## Exercise brief
Render every entry verbatim.

[START Records supplied]

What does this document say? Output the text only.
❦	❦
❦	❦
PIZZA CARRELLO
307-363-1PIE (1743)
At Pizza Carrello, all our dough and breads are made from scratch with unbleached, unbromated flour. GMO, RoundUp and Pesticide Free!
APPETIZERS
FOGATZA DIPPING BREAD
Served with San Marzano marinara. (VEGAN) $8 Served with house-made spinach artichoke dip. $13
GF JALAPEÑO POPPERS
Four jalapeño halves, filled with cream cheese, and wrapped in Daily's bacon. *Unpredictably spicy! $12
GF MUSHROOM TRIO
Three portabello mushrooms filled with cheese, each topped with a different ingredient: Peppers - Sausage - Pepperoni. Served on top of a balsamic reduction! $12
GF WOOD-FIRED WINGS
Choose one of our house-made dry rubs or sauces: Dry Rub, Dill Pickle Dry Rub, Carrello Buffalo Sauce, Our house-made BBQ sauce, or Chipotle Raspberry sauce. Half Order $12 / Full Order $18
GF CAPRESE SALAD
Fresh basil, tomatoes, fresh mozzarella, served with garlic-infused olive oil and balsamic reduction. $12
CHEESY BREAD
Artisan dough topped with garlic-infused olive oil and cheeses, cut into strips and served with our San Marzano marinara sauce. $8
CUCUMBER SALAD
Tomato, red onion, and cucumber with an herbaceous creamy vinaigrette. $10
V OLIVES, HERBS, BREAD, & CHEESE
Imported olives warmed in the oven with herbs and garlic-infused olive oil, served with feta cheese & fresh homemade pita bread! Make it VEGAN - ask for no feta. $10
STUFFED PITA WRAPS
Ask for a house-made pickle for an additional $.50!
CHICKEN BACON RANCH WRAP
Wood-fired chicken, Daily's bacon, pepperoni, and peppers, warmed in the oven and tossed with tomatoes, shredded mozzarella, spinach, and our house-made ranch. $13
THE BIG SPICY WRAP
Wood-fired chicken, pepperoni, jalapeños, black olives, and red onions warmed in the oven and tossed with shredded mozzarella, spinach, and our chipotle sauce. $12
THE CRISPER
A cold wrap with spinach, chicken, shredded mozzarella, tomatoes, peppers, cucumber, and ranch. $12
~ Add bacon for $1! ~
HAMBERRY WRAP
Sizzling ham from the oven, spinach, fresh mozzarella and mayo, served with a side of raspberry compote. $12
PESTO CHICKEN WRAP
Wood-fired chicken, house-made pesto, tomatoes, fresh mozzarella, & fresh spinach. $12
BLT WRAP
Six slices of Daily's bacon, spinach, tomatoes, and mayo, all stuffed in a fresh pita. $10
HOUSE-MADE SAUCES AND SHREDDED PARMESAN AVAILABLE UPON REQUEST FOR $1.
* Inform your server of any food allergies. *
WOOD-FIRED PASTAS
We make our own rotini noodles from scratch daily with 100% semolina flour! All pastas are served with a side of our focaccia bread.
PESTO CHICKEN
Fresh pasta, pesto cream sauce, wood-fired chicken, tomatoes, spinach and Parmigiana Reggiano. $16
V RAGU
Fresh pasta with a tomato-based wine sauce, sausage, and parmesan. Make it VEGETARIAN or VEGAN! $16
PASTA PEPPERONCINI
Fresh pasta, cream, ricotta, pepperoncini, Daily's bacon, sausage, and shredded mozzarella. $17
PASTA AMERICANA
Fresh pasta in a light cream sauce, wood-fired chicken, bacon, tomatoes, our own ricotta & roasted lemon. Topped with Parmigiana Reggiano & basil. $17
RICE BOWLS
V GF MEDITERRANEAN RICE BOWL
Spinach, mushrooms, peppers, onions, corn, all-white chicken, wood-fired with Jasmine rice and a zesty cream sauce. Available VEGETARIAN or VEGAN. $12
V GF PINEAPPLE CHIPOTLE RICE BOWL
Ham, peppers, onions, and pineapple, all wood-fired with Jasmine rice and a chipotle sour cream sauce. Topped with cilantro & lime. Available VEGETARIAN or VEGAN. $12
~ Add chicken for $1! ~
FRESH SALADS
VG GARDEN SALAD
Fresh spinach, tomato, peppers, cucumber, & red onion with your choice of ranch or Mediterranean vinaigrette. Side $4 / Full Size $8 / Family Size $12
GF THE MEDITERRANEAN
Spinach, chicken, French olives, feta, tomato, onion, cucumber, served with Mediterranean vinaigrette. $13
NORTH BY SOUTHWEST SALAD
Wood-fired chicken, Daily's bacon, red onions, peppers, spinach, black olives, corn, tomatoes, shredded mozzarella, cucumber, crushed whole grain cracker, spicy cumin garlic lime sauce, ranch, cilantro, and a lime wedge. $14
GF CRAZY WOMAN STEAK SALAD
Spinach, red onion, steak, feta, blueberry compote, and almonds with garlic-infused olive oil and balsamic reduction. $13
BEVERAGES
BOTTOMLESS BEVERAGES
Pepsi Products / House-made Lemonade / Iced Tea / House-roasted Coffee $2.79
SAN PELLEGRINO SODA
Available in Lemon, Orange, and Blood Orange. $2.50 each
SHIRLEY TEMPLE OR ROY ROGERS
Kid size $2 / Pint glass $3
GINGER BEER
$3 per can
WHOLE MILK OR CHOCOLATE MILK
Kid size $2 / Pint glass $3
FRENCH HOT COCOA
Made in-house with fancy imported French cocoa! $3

[END Records supplied]

## Result of the exercise
What does this document say? Output the text only.
❦	❦
❦	❦
PIZZA CARRELLO
307-363-1PIE (1743)
At Pizza Carrello, all our dough and breads are made from scratch with unbleached, unbromated flour. GMO, RoundUp and Pesticide Free!
APPETIZERS
FOGATZA DIPPING BREAD
Served with San Marzano marinara. (VEGAN) $8 Served with house-made spinach artichoke dip. $13
GF JALAPEÑO POPPERS
Four jalapeño halves, filled with cream cheese, and wrapped in Daily's bacon. *Unpredictably spicy! $12
GF MUSHROOM TRIO
Three portabello mushrooms filled with cheese, each topped with a different ingredient: Peppers - Sausage - Pepperoni. Served on top of a balsamic reduction! $12
GF WOOD-FIRED WINGS
Choose one of our house-made dry rubs or sauces: Dry Rub, Dill Pickle Dry Rub, Carrello Buffalo Sauce, Our house-made BBQ sauce, or Chipotle Raspberry sauce. Half Order $12 / Full Order $18
GF CAPRESE SALAD
Fresh basil, tomatoes, fresh mozzarella, served with garlic-infused olive oil and balsamic reduction. $12
CHEESY BREAD
Artisan dough topped with garlic-infused olive oil and cheeses, cut into strips and served with our San Marzano marinara sauce. $8
CUCUMBER SALAD
Tomato, red onion, and cucumber with an herbaceous creamy vinaigrette. $10
V OLIVES, HERBS, BREAD, & CHEESE
Imported olives warmed in the oven with herbs and garlic-infused olive oil, served with feta cheese & fresh homemade pita bread! Make it VEGAN - ask for no feta. $10
STUFFED PITA WRAPS
Ask for a house-made pickle for an additional $.50!
CHICKEN BACON RANCH WRAP
Wood-fired chicken, Daily's bacon, pepperoni, and peppers, warmed in the oven and tossed with tomatoes, shredded mozzarella, spinach, and our house-made ranch. $13
THE BIG SPICY WRAP
Wood-fired chicken, pepperoni, jalapeños, black olives, and red onions warmed in the oven and tossed with shredded mozzarella, spinach, and our chipotle sauce. $12
THE CRISPER
A cold wrap with spinach, chicken, shredded mozzarella, tomatoes, peppers, cucumber, and ranch. $12
~ Add bacon for $1! ~
HAMBERRY WRAP
Sizzling ham from the oven, spinach, fresh mozzarella and mayo, served with a side of raspberry compote. $12
PESTO CHICKEN WRAP
Wood-fired chicken, house-made pesto, tomatoes, fresh mozzarella, & fresh spinach. $12
BLT WRAP
Six slices of Daily's bacon, spinach, tomatoes, and mayo, all stuffed in a fresh pita. $10
HOUSE-MADE SAUCES AND SHREDDED PARMESAN AVAILABLE UPON REQUEST FOR $1.
* Inform your server of any food allergies. *
WOOD-FIRED PASTAS
We make our own rotini noodles from scratch daily with 100% semolina flour! All pastas are served with a side of our focaccia bread.
PESTO CHICKEN
Fresh pasta, pesto cream sauce, wood-fired chicken, tomatoes, spinach and Parmigiana Reggiano. $16
V RAGU
Fresh pasta with a tomato-based wine sauce, sausage, and parmesan. Make it VEGETARIAN or VEGAN! $16
PASTA PEPPERONCINI
Fresh pasta, cream, ricotta, pepperoncini, Daily's bacon, sausage, and shredded mozzarella. $17
PASTA AMERICANA
Fresh pasta in a light cream sauce, wood-fired chicken, bacon, tomatoes, our own ricotta & roasted lemon. Topped with Parmigiana Reggiano & basil. $17
RICE BOWLS
V GF MEDITERRANEAN RICE BOWL
Spinach, mushrooms, peppers, onions, corn, all-white chicken, wood-fired with Jasmine rice and a zesty cream sauce. Available VEGETARIAN or VEGAN. $12
V GF PINEAPPLE CHIPOTLE RICE BOWL
Ham, peppers, onions, and pineapple, all wood-fired with Jasmine rice and a chipotle sour cream sauce. Topped with cilantro & lime. Available VEGETARIAN or VEGAN. $12
~ Add chicken for $1! ~
FRESH SALADS
VG GARDEN SALAD
Fresh spinach, tomato, peppers, cucumber, & red onion with your choice of ranch or Mediterranean vinaigrette. Side $4 / Full Size $8 / Family Size $12
GF THE MEDITERRANEAN
Spinach, chicken, French olives, feta, tomato, onion, cucumber, served with Mediterranean vinaigrette. $13
NORTH BY SOUTHWEST SALAD
Wood-fired chicken, Daily's bacon, red onions, peppers, spinach, black olives, corn, tomatoes, shredded mozzarella, cucumber, crushed whole grain cracker, spicy cumin garlic lime sauce, ranch, cilantro, and a lime wedge. $14
GF CRAZY WOMAN STEAK SALAD
Spinach, red onion, steak, feta, blueberry compote, and almonds with garlic-infused olive oil and balsamic reduction. $13
BEVERAGES
BOTTOMLESS BEVERAGES
Pepsi Products / House-made Lemonade / Iced Tea / House-roasted Coffee $2.79
SAN PELLEGRINO SODA
Available in Lemon, Orange, and Blood Orange. $2.50 each
SHIRLEY TEMPLE OR ROY ROGERS
Kid size $2 / Pint glass $3
GINGER BEER
$3 per can
WHOLE MILK OR CHOCOLATE MILK
Kid size $2 / Pint glass $3
FRENCH HOT COCOA
Made in-house with fancy imported French cocoa! $3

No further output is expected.